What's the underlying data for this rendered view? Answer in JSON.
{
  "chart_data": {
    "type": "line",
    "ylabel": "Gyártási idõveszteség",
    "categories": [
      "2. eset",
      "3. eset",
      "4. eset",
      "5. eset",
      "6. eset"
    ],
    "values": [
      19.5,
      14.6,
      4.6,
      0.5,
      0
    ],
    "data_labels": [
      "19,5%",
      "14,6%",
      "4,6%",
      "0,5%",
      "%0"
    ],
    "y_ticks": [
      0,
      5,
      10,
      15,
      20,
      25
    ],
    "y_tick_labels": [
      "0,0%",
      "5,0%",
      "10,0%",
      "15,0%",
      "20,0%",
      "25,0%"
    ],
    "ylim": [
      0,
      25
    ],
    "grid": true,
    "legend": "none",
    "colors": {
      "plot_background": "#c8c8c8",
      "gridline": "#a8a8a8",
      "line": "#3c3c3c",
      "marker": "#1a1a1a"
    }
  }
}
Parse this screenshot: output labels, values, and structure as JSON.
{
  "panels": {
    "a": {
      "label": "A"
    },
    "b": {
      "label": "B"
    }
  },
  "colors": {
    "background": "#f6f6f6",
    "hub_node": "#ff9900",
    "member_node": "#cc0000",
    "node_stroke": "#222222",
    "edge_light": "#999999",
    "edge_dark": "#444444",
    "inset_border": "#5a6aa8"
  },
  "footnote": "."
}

> [BRIEF] Restate every entry word for word.

> [ANSWER]
What's the underlying data for this rendered view? Answer in JSON.
{
  "chart_data": {
    "type": "line",
    "ylabel": "Gyártási idõveszteség",
    "categories": [
      "2. eset",
      "3. eset",
      "4. eset",
      "5. eset",
      "6. eset"
    ],
    "values": [
      19.5,
      14.6,
      4.6,
      0.5,
      0
    ],
    "data_labels": [
      "19,5%",
      "14,6%",
      "4,6%",
      "0,5%",
      "%0"
    ],
    "y_ticks": [
      0,
      5,
      10,
      15,
      20,
      25
    ],
    "y_tick_labels": [
      "0,0%",
      "5,0%",
      "10,0%",
      "15,0%",
      "20,0%",
      "25,0%"
    ],
    "ylim": [
      0,
      25
    ],
    "grid": true,
    "legend": "none",
    "colors": {
      "plot_background": "#c8c8c8",
      "gridline": "#a8a8a8",
      "line": "#3c3c3c",
      "marker": "#1a1a1a"
    }
  }
}
Parse this screenshot: output labels, values, and structure as JSON.
{
  "panels": {
    "a": {
      "label": "A"
    },
    "b": {
      "label": "B"
    }
  },
  "colors": {
    "background": "#f6f6f6",
    "hub_node": "#ff9900",
    "member_node": "#cc0000",
    "node_stroke": "#222222",
    "edge_light": "#999999",
    "edge_dark": "#444444",
    "inset_border": "#5a6aa8"
  },
  "footnote": "."
}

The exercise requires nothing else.